Oefenopdrachten.
1. Beantwoord met behulp van het tekstfragment de volgende vragen:
(a) Hoe noemt Herodotus de bewoners van Carmania?
(b) Ten zuiden van welke plaats ligt het gebergte Carmēlus?
(c) Op welke data valt het feest de Carmentalia?
2. Herhaal alsjeblieft woordelijk het deel van het tekstfragment dat begint bij "Carmania, Καρμανία, thans" en eindigt bij "droeg dezen naam.".

Tekstfragment.
• • •

Carmania, Καρμανία, thans Kerman, perzisch gewest aan de Perzische golf. Herodotus noemt de bewoners Γερμάνιοι.
Carmēlus, Κάρμηλος, thans Carmel = wijnberg, gebergte en kaap op de kust van Palaestina ten Z. van Ace (Ptolemaïs). Ook de hoogste top van den Antilibanus droeg dezen naam.
Carmenta, eene van de Camēnae, moeder van Euander, wien zij de toekomstige grootheid van Rome voorspelde. Zij had een heiligdom aan de Porta Carmentālis, bloedige offers werden haar niet gebracht, en het was verboden iets van leder in den tempel te brengen. Op haar feest, de Carmentalia (11 en 15 Januari), werd zij als beschermster van barende vrouwen onder de namen Postvorta en Antevorta, Porrima of Prorsa aangeroepen.

• • •

Verstrekte gegevens.
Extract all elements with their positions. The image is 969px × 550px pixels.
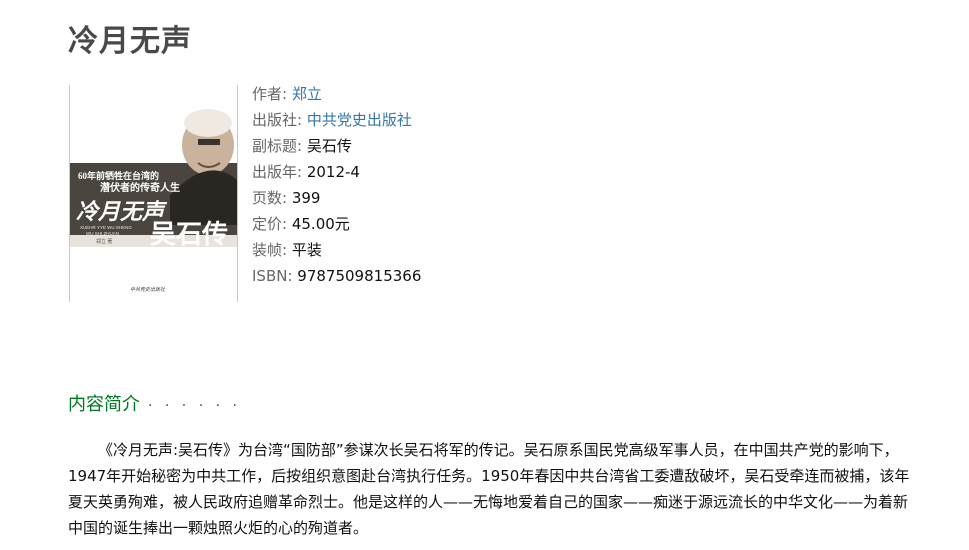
page-title: 冷月无声 [68, 24, 192, 59]
cover-top-line2: 潜伏者的传奇人生 [100, 181, 180, 194]
info-publisher-row: 出版社: 中共党史出版社 [252, 107, 421, 133]
info-publisher-label: 出版社: [252, 111, 303, 129]
info-author-row: 作者: 郑立 [252, 81, 421, 107]
info-author-label: 作者: [252, 85, 288, 103]
info-isbn-label: ISBN: [252, 267, 293, 285]
info-isbn-value: 9787509815366 [297, 267, 422, 285]
info-subtitle-value: 吴石传 [306, 137, 352, 155]
publisher-link[interactable]: 中共党史出版社 [307, 111, 412, 129]
intro-heading-dots: · · · · · · [148, 398, 241, 414]
cover-top-line1: 60年前牺牲在台湾的 [78, 170, 159, 181]
info-isbn-row: ISBN: 9787509815366 [252, 263, 421, 289]
info-binding-label: 装帧: [252, 241, 288, 259]
info-price-value: 45.00元 [291, 215, 350, 233]
cover-author-line: 郑立 著 [96, 238, 112, 245]
book-cover-image[interactable]: 60年前牺牲在台湾的 潜伏者的传奇人生 冷月无声 吴石传 XUEHR YYE W… [69, 85, 238, 302]
info-pages-value: 399 [291, 189, 321, 207]
info-pages-row: 页数: 399 [252, 185, 421, 211]
cover-subtitle-large: 吴石传 [150, 220, 228, 249]
info-binding-row: 装帧: 平装 [252, 237, 421, 263]
book-info-panel: 作者: 郑立 出版社: 中共党史出版社 副标题: 吴石传 出版年: 2012-4… [252, 81, 421, 289]
cover-pinyin-line2: WU SHI ZHUAN [86, 231, 119, 236]
info-binding-value: 平装 [291, 241, 322, 259]
author-link[interactable]: 郑立 [292, 85, 322, 103]
info-year-label: 出版年: [252, 163, 303, 181]
info-price-label: 定价: [252, 215, 288, 233]
info-subtitle-label: 副标题: [252, 137, 303, 155]
cover-pinyin-line1: XUEHR YYE WU SHENG [80, 225, 132, 230]
intro-text: 《冷月无声:吴石传》为台湾“国防部”参谋次长吴石将军的传记。吴石原系国民党高级军… [68, 441, 910, 537]
cover-publisher-line: 中共党史出版社 [130, 286, 166, 293]
info-year-value: 2012-4 [306, 163, 360, 181]
info-price-row: 定价: 45.00元 [252, 211, 421, 237]
info-pages-label: 页数: [252, 189, 288, 207]
info-subtitle-row: 副标题: 吴石传 [252, 133, 421, 159]
info-year-row: 出版年: 2012-4 [252, 159, 421, 185]
intro-heading-text: 内容简介 [68, 394, 140, 415]
intro-heading: 内容简介 · · · · · · [68, 392, 241, 419]
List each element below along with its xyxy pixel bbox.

• • •

Antwoorden per opdracht.
1.
(a) Γερμάνιοι
(b) Ace (Ptolemaïs)
(c) 11 en 15 Januari

2.
Carmania, Καρμανία, thans Kerman, perzisch gewest aan de Perzische golf. Herodotus noemt de bewoners Γερμάνιοι.
Carmēlus, Κάρμηλος, thans Carmel = wijnberg, gebergte en kaap op de kust van Palaestina ten Z. van Ace (Ptolemaïs). Ook de hoogste top van den Antilibanus droeg dezen naam.